▶ **WHAT YOU HAVE TO DO**: Print the records below exactly as they appear.

(Records from a collection of figures)
---------------

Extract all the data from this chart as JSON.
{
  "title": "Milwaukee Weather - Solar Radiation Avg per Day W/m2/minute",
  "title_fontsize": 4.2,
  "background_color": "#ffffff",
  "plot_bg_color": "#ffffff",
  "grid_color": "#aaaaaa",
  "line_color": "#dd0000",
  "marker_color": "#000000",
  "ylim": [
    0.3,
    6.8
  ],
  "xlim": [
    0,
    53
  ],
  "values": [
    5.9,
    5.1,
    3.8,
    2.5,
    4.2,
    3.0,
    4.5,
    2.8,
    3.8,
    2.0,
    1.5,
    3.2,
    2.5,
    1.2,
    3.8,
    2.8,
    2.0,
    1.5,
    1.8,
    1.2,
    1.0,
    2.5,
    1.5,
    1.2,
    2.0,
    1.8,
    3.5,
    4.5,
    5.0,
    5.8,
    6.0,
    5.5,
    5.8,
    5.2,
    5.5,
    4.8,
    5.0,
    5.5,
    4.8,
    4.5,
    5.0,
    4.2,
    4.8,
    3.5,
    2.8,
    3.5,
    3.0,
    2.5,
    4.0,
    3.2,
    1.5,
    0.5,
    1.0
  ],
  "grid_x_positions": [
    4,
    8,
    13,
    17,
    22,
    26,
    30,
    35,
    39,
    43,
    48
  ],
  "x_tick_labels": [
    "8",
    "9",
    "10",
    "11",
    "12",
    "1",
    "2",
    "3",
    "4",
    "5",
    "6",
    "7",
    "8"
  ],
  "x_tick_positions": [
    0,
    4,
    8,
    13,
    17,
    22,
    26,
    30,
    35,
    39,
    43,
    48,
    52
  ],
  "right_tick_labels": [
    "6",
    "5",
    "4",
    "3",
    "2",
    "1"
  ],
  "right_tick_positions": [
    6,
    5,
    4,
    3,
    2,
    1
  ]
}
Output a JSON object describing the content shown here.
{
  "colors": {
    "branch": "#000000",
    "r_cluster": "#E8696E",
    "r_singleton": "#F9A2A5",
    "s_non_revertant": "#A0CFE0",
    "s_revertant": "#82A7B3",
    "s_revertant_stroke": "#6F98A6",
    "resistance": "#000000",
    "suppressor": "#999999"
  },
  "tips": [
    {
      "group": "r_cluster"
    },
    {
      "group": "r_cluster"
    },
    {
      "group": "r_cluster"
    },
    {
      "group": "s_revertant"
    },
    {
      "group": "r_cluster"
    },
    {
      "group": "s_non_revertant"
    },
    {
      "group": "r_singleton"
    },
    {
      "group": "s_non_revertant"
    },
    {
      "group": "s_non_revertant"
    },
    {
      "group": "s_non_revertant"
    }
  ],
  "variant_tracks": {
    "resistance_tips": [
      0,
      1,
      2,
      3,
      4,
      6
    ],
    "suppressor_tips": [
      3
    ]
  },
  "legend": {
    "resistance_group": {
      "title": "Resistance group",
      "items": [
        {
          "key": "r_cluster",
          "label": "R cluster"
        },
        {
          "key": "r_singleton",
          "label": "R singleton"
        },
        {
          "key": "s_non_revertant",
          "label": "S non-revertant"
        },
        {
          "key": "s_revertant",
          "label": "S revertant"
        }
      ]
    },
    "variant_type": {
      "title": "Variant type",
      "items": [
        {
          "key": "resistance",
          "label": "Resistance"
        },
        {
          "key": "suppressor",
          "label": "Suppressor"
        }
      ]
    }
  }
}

---------------

▶ **EXERCISE SOLUTION**:
Extract all the data from this chart as JSON.
{
  "title": "Milwaukee Weather - Solar Radiation Avg per Day W/m2/minute",
  "title_fontsize": 4.2,
  "background_color": "#ffffff",
  "plot_bg_color": "#ffffff",
  "grid_color": "#aaaaaa",
  "line_color": "#dd0000",
  "marker_color": "#000000",
  "ylim": [
    0.3,
    6.8
  ],
  "xlim": [
    0,
    53
  ],
  "values": [
    5.9,
    5.1,
    3.8,
    2.5,
    4.2,
    3.0,
    4.5,
    2.8,
    3.8,
    2.0,
    1.5,
    3.2,
    2.5,
    1.2,
    3.8,
    2.8,
    2.0,
    1.5,
    1.8,
    1.2,
    1.0,
    2.5,
    1.5,
    1.2,
    2.0,
    1.8,
    3.5,
    4.5,
    5.0,
    5.8,
    6.0,
    5.5,
    5.8,
    5.2,
    5.5,
    4.8,
    5.0,
    5.5,
    4.8,
    4.5,
    5.0,
    4.2,
    4.8,
    3.5,
    2.8,
    3.5,
    3.0,
    2.5,
    4.0,
    3.2,
    1.5,
    0.5,
    1.0
  ],
  "grid_x_positions": [
    4,
    8,
    13,
    17,
    22,
    26,
    30,
    35,
    39,
    43,
    48
  ],
  "x_tick_labels": [
    "8",
    "9",
    "10",
    "11",
    "12",
    "1",
    "2",
    "3",
    "4",
    "5",
    "6",
    "7",
    "8"
  ],
  "x_tick_positions": [
    0,
    4,
    8,
    13,
    17,
    22,
    26,
    30,
    35,
    39,
    43,
    48,
    52
  ],
  "right_tick_labels": [
    "6",
    "5",
    "4",
    "3",
    "2",
    "1"
  ],
  "right_tick_positions": [
    6,
    5,
    4,
    3,
    2,
    1
  ]
}
Output a JSON object describing the content shown here.
{
  "colors": {
    "branch": "#000000",
    "r_cluster": "#E8696E",
    "r_singleton": "#F9A2A5",
    "s_non_revertant": "#A0CFE0",
    "s_revertant": "#82A7B3",
    "s_revertant_stroke": "#6F98A6",
    "resistance": "#000000",
    "suppressor": "#999999"
  },
  "tips": [
    {
      "group": "r_cluster"
    },
    {
      "group": "r_cluster"
    },
    {
      "group": "r_cluster"
    },
    {
      "group": "s_revertant"
    },
    {
      "group": "r_cluster"
    },
    {
      "group": "s_non_revertant"
    },
    {
      "group": "r_singleton"
    },
    {
      "group": "s_non_revertant"
    },
    {
      "group": "s_non_revertant"
    },
    {
      "group": "s_non_revertant"
    }
  ],
  "variant_tracks": {
    "resistance_tips": [
      0,
      1,
      2,
      3,
      4,
      6
    ],
    "suppressor_tips": [
      3
    ]
  },
  "legend": {
    "resistance_group": {
      "title": "Resistance group",
      "items": [
        {
          "key": "r_cluster",
          "label": "R cluster"
        },
        {
          "key": "r_singleton",
          "label": "R singleton"
        },
        {
          "key": "s_non_revertant",
          "label": "S non-revertant"
        },
        {
          "key": "s_revertant",
          "label": "S revertant"
        }
      ]
    },
    "variant_type": {
      "title": "Variant type",
      "items": [
        {
          "key": "resistance",
          "label": "Resistance"
        },
        {
          "key": "suppressor",
          "label": "Suppressor"
        }
      ]
    }
  }
}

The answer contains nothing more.